Consigne: Réécrivez sous forme de liste le paragraphe de l’extrait qui commence par « C’est un film sur un fou », en conservant ses faits principaux.

« Jaime », un film de António Reis

Texte de Pedro Costa, 2007

C’est un film sur un fou. Tourné à l’“hôpital des fous”, à Lisbonne, qui à l’époque
– le milieu des années 70 – était un endroit moitié prison, moitié sauvage, dont
on ne parlait pas. Les fous n’étaient pas seuls à y séjourner, Joao César Monteiro
s’y est rendu à plusieurs reprises. Le lieu est d’ailleurs montré, avec sa fameuse
cour ronde, à la fin de Souvenirs de la maison jaune. Jaime, le personnage qui
donne son titre au film, faisait des dessins assez beaux et assez spectaculaires.
La particularité est qu’il les réalisait avec des stylos bic, rouge, vert, bleu… Cette
technique, les couleurs primaires, tout cela participait de l’intérêt plastique.

Données présentées:
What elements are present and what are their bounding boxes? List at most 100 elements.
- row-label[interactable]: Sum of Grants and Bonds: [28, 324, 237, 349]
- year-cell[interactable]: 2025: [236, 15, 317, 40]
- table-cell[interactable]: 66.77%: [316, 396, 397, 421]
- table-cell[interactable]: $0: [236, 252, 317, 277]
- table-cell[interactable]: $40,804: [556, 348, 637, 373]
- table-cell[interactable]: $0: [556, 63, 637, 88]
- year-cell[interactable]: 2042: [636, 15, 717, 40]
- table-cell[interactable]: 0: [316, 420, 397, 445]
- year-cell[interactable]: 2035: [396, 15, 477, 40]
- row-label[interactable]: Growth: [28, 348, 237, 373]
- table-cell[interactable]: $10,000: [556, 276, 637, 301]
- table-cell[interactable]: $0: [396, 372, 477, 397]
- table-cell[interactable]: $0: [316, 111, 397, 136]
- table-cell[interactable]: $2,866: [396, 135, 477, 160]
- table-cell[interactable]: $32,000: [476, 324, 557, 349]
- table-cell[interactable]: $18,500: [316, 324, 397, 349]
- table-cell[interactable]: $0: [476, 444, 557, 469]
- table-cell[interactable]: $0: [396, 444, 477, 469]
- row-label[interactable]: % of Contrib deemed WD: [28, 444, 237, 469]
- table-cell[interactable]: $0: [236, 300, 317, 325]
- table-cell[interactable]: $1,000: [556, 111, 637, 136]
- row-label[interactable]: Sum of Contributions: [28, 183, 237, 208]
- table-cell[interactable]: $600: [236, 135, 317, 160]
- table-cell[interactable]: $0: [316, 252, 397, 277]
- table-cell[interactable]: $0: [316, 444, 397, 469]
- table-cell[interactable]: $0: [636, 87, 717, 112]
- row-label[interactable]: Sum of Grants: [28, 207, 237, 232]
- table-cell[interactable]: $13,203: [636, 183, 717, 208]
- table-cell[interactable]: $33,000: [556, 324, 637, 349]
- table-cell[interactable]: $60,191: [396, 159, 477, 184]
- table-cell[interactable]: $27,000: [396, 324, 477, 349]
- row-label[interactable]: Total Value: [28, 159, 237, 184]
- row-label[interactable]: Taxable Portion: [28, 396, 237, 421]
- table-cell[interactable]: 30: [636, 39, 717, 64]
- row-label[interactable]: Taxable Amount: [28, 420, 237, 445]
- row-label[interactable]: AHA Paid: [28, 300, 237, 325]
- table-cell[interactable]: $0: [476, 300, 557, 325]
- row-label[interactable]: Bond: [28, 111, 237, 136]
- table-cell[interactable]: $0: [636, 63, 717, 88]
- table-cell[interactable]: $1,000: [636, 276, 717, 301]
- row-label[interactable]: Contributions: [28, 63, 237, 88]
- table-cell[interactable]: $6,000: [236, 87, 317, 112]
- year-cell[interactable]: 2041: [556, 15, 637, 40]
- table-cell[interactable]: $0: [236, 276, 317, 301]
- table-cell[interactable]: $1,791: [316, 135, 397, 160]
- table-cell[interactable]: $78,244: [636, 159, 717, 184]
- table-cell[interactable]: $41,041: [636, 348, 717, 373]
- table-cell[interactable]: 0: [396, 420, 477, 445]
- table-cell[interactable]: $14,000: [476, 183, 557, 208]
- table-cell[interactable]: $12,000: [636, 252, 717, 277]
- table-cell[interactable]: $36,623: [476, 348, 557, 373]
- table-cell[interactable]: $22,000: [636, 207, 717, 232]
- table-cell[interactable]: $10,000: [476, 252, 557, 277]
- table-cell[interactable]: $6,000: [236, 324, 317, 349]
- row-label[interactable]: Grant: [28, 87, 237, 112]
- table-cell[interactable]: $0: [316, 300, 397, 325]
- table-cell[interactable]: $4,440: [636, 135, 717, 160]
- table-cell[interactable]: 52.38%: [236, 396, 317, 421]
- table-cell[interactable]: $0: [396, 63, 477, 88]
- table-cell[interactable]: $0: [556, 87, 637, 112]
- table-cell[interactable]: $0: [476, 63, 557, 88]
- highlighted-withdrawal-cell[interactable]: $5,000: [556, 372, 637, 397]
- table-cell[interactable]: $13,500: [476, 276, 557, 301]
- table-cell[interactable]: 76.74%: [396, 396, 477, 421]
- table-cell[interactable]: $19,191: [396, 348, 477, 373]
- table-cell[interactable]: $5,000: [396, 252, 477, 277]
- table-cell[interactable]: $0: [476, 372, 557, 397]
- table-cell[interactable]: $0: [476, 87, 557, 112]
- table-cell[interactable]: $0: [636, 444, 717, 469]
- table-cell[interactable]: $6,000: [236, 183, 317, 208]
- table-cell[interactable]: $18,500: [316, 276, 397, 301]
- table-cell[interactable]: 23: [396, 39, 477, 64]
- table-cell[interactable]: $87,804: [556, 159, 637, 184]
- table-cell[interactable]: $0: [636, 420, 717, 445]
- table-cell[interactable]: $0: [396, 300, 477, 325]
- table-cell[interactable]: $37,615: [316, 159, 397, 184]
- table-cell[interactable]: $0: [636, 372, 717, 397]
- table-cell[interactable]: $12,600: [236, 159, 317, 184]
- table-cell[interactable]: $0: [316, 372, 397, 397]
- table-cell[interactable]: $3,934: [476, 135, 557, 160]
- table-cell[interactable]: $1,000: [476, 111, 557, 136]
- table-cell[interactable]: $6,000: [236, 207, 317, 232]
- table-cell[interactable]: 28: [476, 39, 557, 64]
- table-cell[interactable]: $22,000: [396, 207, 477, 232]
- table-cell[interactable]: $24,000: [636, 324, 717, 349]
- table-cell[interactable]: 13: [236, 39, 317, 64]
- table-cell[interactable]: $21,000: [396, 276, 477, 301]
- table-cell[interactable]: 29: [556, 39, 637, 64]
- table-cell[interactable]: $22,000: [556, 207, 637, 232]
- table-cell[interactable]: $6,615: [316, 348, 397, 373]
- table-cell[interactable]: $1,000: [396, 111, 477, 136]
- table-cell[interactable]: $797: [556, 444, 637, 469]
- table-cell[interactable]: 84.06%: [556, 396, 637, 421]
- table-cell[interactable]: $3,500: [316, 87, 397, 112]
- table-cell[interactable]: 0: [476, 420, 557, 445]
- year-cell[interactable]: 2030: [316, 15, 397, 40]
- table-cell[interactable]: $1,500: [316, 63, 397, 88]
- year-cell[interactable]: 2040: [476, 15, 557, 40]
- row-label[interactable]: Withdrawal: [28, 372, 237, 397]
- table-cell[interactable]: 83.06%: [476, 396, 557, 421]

Réponse:
- Le film porte sur un fou et a été tourné à l’« hôpital des fous », à Lisbonne.
- Au milieu des années 70, ce lieu était moitié prison, moitié sauvage, et on n’en parlait pas.
- Les fous n’étaient pas seuls à y séjourner : Joao César Monteiro s’y est rendu à plusieurs reprises.
- Le lieu, avec sa fameuse cour ronde, est montré à la fin de Souvenirs de la maison jaune.
- Jaime, le personnage qui donne son titre au film, faisait des dessins assez beaux et assez spectaculaires.
- Il les réalisait avec des stylos bic rouges, verts et bleus, et cette technique aux couleurs primaires participait de leur intérêt plastique.